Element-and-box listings
════

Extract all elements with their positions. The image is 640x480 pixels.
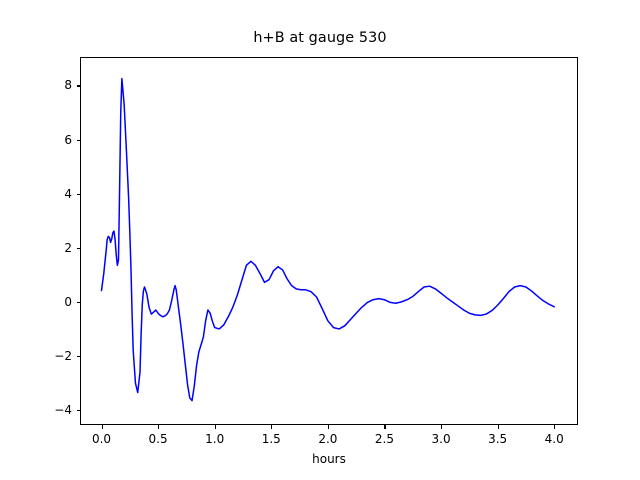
y-tick-label: −4 bbox=[54, 403, 72, 418]
x-tick-mark bbox=[497, 425, 499, 429]
x-tick-label: 1.0 bbox=[205, 432, 225, 446]
y-tick-mark bbox=[76, 247, 80, 249]
axes-frame bbox=[80, 57, 578, 425]
y-tick-label: 0 bbox=[64, 294, 72, 309]
x-tick-mark bbox=[158, 425, 160, 429]
y-tick-label: 6 bbox=[64, 132, 72, 147]
y-tick-label: −2 bbox=[54, 349, 72, 363]
x-tick-label: 0.5 bbox=[148, 432, 168, 446]
y-tick-mark bbox=[76, 139, 80, 141]
y-tick-label: 4 bbox=[64, 186, 72, 201]
x-tick-mark bbox=[384, 425, 386, 429]
page-title: h+B at gauge 530 bbox=[253, 30, 387, 46]
x-tick-label: 0.0 bbox=[91, 432, 112, 446]
x-axis-label: hours bbox=[312, 452, 346, 466]
y-tick-label: 2 bbox=[64, 240, 72, 255]
y-tick-mark bbox=[76, 410, 80, 412]
line-series-svg bbox=[100, 77, 555, 402]
x-tick-label: 3.5 bbox=[488, 432, 508, 446]
x-tick-label: 3.0 bbox=[431, 432, 451, 446]
x-tick-mark bbox=[214, 425, 216, 429]
data-line-h-plus-b bbox=[100, 77, 555, 402]
x-tick-label: 2.5 bbox=[374, 432, 394, 446]
y-tick-mark bbox=[76, 85, 80, 87]
x-tick-label: 2.0 bbox=[318, 432, 338, 446]
y-tick-label: 8 bbox=[64, 78, 72, 93]
x-tick-mark bbox=[327, 425, 329, 429]
x-tick-mark bbox=[271, 425, 273, 429]
x-tick-label: 1.5 bbox=[261, 432, 281, 446]
plot-area bbox=[80, 57, 578, 425]
x-tick-mark bbox=[554, 425, 556, 429]
x-tick-mark bbox=[441, 425, 443, 429]
y-tick-mark bbox=[76, 193, 80, 195]
x-tick-mark bbox=[101, 425, 103, 429]
y-tick-mark bbox=[76, 301, 80, 303]
x-tick-label: 4.0 bbox=[544, 432, 564, 446]
y-tick-mark bbox=[76, 356, 80, 358]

════

Quote every line of the records above word for word, omitting the pictures.

* Correct answer *
Extract all elements with their positions. The image is 640x480 pixels.
y-tick-label: −4 bbox=[54, 403, 72, 418]
x-tick-mark bbox=[497, 425, 499, 429]
x-tick-label: 1.0 bbox=[205, 432, 225, 446]
y-tick-mark bbox=[76, 247, 80, 249]
axes-frame bbox=[80, 57, 578, 425]
y-tick-label: 0 bbox=[64, 294, 72, 309]
x-tick-mark bbox=[158, 425, 160, 429]
y-tick-label: 6 bbox=[64, 132, 72, 147]
y-tick-label: −2 bbox=[54, 349, 72, 363]
x-tick-label: 0.5 bbox=[148, 432, 168, 446]
y-tick-mark bbox=[76, 139, 80, 141]
y-tick-label: 4 bbox=[64, 186, 72, 201]
x-tick-mark bbox=[384, 425, 386, 429]
page-title: h+B at gauge 530 bbox=[253, 30, 387, 46]
x-tick-label: 0.0 bbox=[91, 432, 112, 446]
x-axis-label: hours bbox=[312, 452, 346, 466]
y-tick-label: 2 bbox=[64, 240, 72, 255]
y-tick-mark bbox=[76, 410, 80, 412]
line-series-svg bbox=[100, 77, 555, 402]
x-tick-label: 3.5 bbox=[488, 432, 508, 446]
x-tick-label: 3.0 bbox=[431, 432, 451, 446]
x-tick-mark bbox=[214, 425, 216, 429]
data-line-h-plus-b bbox=[100, 77, 555, 402]
x-tick-label: 2.5 bbox=[374, 432, 394, 446]
y-tick-mark bbox=[76, 85, 80, 87]
x-tick-label: 2.0 bbox=[318, 432, 338, 446]
y-tick-label: 8 bbox=[64, 78, 72, 93]
x-tick-mark bbox=[327, 425, 329, 429]
x-tick-mark bbox=[271, 425, 273, 429]
x-tick-label: 1.5 bbox=[261, 432, 281, 446]
plot-area bbox=[80, 57, 578, 425]
x-tick-mark bbox=[554, 425, 556, 429]
x-tick-mark bbox=[441, 425, 443, 429]
y-tick-mark bbox=[76, 193, 80, 195]
x-tick-mark bbox=[101, 425, 103, 429]
y-tick-mark bbox=[76, 301, 80, 303]
x-tick-label: 4.0 bbox=[544, 432, 564, 446]
y-tick-mark bbox=[76, 356, 80, 358]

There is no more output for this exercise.